Copy out the records precisely, omitting pictures.

-=-=-

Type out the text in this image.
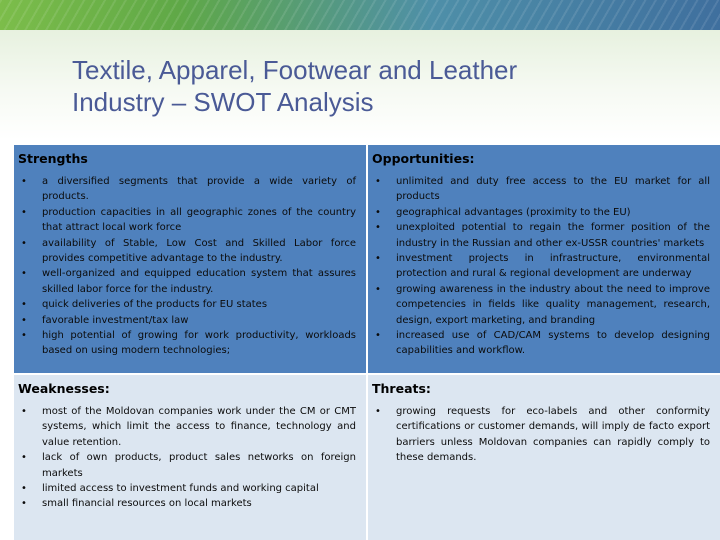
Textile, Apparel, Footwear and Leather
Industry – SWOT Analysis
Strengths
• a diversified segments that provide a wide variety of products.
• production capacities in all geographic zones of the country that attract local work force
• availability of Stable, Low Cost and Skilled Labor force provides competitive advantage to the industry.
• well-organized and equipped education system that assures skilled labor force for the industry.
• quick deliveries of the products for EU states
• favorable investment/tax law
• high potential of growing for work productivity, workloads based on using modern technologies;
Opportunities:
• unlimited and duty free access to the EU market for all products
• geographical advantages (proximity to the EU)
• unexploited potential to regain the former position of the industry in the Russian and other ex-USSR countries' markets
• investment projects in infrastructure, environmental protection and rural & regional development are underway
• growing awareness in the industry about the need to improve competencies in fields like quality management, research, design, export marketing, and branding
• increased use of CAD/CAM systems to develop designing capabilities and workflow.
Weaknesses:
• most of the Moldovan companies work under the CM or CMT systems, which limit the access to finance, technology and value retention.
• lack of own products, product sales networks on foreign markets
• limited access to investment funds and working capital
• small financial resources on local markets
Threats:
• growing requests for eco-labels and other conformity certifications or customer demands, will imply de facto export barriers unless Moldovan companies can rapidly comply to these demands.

-=-=-

* **TASK RESPONSE**:
Type out the text in this image.
Textile, Apparel, Footwear and Leather
Industry – SWOT Analysis
Strengths
• a diversified segments that provide a wide variety of products.
• production capacities in all geographic zones of the country that attract local work force
• availability of Stable, Low Cost and Skilled Labor force provides competitive advantage to the industry.
• well-organized and equipped education system that assures skilled labor force for the industry.
• quick deliveries of the products for EU states
• favorable investment/tax law
• high potential of growing for work productivity, workloads based on using modern technologies;
Opportunities:
• unlimited and duty free access to the EU market for all products
• geographical advantages (proximity to the EU)
• unexploited potential to regain the former position of the industry in the Russian and other ex-USSR countries' markets
• investment projects in infrastructure, environmental protection and rural & regional development are underway
• growing awareness in the industry about the need to improve competencies in fields like quality management, research, design, export marketing, and branding
• increased use of CAD/CAM systems to develop designing capabilities and workflow.
Weaknesses:
• most of the Moldovan companies work under the CM or CMT systems, which limit the access to finance, technology and value retention.
• lack of own products, product sales networks on foreign markets
• limited access to investment funds and working capital
• small financial resources on local markets
Threats:
• growing requests for eco-labels and other conformity certifications or customer demands, will imply de facto export barriers unless Moldovan companies can rapidly comply to these demands.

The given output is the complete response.